Short problem:
Check each line of the records below for the word "consulter" and copy those where it appears.

======== Listed records ========

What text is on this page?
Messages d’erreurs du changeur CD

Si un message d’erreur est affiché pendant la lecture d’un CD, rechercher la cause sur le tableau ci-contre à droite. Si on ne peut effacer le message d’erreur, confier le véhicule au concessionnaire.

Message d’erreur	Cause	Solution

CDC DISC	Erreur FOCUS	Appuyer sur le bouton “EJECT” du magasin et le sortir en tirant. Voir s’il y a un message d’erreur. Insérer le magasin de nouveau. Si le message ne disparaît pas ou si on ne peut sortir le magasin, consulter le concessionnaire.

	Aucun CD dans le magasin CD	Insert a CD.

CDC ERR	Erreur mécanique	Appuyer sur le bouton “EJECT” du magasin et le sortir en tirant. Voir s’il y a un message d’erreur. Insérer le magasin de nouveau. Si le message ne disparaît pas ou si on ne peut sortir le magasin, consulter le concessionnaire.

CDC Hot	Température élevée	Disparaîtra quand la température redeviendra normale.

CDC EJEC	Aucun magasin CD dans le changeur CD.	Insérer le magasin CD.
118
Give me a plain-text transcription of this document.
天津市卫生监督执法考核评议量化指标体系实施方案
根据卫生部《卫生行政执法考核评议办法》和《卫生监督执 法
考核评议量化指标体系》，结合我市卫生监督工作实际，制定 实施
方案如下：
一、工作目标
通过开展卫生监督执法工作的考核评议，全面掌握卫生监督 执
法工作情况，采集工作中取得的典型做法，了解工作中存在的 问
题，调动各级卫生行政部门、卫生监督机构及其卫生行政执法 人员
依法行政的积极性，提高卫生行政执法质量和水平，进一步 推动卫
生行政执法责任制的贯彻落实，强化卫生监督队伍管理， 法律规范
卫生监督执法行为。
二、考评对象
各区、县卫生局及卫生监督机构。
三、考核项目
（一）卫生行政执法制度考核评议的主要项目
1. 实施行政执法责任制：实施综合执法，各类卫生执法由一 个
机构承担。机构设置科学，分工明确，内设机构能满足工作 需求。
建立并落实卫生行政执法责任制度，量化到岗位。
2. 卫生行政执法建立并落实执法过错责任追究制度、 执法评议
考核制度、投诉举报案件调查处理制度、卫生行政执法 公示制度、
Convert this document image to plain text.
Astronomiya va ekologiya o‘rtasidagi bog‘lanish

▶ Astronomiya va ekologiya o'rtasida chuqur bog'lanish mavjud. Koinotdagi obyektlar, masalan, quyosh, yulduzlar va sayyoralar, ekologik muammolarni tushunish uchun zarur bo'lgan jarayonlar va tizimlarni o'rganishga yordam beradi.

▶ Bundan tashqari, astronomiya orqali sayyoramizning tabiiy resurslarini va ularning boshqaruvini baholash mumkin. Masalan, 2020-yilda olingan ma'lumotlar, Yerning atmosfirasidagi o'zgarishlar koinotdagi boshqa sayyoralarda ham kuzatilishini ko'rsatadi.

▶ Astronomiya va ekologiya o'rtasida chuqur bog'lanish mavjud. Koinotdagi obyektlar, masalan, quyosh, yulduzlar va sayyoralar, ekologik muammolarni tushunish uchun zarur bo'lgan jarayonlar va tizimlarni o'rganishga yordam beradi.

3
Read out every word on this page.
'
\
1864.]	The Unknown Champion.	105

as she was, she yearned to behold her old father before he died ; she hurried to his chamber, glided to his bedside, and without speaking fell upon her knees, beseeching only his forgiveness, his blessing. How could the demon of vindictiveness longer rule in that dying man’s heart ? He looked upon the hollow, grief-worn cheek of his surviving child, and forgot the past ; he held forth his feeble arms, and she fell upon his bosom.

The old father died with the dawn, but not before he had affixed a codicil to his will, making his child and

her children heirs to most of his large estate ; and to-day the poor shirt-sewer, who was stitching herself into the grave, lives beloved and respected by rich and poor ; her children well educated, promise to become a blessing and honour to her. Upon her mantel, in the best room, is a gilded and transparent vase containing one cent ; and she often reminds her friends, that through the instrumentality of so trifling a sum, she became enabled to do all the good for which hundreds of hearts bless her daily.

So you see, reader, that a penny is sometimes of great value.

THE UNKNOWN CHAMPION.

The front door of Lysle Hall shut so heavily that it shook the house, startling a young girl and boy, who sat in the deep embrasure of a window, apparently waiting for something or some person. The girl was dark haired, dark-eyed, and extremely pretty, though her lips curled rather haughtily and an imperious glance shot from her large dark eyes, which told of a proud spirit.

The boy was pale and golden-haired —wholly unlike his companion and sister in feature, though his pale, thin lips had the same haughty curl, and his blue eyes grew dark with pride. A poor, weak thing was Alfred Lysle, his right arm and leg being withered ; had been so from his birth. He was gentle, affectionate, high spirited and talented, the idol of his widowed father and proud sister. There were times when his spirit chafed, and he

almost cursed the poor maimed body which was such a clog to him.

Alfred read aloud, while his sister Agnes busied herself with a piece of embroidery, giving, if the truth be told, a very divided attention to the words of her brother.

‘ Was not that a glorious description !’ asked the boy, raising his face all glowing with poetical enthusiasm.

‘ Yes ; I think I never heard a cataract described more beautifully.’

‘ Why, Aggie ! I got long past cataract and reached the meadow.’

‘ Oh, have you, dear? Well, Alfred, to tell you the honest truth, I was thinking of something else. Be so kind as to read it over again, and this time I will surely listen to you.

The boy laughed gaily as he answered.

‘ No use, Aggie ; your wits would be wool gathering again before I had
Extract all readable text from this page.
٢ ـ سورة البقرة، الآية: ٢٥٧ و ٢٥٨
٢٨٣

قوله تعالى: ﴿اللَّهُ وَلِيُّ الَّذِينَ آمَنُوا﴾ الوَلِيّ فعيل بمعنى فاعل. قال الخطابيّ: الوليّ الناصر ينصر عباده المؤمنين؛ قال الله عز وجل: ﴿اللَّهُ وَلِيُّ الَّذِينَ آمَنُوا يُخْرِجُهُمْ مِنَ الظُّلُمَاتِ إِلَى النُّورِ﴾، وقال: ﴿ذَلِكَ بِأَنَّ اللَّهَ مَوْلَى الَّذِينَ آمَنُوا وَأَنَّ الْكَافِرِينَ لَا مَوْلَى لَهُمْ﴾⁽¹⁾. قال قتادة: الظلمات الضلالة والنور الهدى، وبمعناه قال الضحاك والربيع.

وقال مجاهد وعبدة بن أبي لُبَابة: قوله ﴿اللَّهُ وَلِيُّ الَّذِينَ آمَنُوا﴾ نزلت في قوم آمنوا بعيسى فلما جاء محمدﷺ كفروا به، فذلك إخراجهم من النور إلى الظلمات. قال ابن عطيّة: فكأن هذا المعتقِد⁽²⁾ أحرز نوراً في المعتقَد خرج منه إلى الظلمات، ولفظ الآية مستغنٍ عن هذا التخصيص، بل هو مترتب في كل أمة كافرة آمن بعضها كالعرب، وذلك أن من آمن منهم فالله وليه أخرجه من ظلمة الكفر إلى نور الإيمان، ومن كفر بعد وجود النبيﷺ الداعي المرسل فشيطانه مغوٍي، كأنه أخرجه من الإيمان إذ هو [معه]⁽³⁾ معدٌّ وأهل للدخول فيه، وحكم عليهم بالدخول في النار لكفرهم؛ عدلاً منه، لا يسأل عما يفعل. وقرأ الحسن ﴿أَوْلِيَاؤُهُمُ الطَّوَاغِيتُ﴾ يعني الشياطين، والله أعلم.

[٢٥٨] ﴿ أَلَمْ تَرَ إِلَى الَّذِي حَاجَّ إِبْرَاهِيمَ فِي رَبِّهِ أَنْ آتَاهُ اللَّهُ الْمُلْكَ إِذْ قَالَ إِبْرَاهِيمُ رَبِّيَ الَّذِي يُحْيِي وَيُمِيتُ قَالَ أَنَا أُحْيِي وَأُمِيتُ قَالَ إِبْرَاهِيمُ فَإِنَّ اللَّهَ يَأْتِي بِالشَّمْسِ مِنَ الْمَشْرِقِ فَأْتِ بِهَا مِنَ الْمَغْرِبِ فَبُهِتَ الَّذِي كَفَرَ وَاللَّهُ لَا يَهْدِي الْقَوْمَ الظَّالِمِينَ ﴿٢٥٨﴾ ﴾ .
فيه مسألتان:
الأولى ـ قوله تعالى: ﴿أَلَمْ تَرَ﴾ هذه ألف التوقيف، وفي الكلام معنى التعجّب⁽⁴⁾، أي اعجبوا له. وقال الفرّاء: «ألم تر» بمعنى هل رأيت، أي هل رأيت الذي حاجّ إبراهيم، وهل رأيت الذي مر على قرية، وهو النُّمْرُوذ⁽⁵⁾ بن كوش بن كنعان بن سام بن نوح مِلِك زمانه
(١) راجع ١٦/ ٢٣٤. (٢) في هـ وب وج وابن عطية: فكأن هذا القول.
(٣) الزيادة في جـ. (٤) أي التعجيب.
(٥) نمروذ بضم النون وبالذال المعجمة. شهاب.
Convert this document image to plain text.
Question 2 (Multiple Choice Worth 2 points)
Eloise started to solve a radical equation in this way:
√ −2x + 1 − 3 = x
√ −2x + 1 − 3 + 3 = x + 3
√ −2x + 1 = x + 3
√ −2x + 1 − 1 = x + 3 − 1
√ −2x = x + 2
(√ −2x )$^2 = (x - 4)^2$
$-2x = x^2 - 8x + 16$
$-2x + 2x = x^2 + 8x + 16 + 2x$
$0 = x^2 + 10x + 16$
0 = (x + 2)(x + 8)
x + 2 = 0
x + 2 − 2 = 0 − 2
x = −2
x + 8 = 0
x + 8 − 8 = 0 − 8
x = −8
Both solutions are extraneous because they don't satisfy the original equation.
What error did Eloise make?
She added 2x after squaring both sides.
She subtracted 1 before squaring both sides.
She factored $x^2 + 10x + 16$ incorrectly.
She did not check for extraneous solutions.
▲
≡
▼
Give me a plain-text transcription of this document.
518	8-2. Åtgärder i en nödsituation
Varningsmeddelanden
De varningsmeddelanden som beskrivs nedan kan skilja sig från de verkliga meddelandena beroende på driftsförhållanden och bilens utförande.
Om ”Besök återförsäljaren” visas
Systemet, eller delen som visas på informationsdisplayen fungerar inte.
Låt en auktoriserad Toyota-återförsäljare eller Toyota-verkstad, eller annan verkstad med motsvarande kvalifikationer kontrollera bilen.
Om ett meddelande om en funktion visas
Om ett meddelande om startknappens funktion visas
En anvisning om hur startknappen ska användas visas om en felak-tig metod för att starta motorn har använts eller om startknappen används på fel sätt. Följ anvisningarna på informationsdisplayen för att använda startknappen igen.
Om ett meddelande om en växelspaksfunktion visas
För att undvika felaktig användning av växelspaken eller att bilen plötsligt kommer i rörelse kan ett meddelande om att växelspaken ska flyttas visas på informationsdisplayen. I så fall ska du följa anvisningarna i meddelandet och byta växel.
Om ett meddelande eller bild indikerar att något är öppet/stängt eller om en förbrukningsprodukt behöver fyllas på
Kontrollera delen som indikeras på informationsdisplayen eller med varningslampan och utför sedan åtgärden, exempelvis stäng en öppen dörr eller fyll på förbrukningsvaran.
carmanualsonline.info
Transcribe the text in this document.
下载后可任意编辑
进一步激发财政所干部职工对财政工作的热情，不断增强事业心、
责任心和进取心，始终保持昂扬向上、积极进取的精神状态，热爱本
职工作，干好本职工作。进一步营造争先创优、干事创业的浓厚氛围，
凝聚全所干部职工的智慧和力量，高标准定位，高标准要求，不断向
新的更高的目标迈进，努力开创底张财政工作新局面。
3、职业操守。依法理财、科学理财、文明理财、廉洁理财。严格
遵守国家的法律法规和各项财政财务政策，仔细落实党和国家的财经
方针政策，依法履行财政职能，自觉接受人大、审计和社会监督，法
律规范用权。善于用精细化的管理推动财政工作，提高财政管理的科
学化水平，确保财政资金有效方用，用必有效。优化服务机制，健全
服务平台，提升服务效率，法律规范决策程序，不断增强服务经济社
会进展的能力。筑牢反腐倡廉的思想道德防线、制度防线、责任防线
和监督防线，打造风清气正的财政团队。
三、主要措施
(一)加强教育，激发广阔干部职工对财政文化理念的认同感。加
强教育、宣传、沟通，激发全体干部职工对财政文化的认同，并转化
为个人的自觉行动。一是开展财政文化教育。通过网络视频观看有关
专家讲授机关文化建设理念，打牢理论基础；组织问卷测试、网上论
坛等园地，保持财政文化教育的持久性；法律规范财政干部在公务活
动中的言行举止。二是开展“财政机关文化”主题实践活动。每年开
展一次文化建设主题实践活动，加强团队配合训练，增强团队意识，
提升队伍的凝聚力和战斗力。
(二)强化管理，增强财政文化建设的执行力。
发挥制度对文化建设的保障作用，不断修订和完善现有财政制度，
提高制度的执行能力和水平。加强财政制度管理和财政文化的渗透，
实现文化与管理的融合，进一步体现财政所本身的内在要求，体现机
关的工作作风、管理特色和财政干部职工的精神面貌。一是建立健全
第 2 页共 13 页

========

The answer:
CDC DISC	Erreur FOCUS	Appuyer sur le bouton “EJECT” du magasin et le sortir en tirant. Voir s’il y a un message d’erreur. Insérer le magasin de nouveau. Si le message ne disparaît pas ou si on ne peut sortir le magasin, consulter le concessionnaire.
CDC ERR	Erreur mécanique	Appuyer sur le bouton “EJECT” du magasin et le sortir en tirant. Voir s’il y a un message d’erreur. Insérer le magasin de nouveau. Si le message ne disparaît pas ou si on ne peut sortir le magasin, consulter le concessionnaire.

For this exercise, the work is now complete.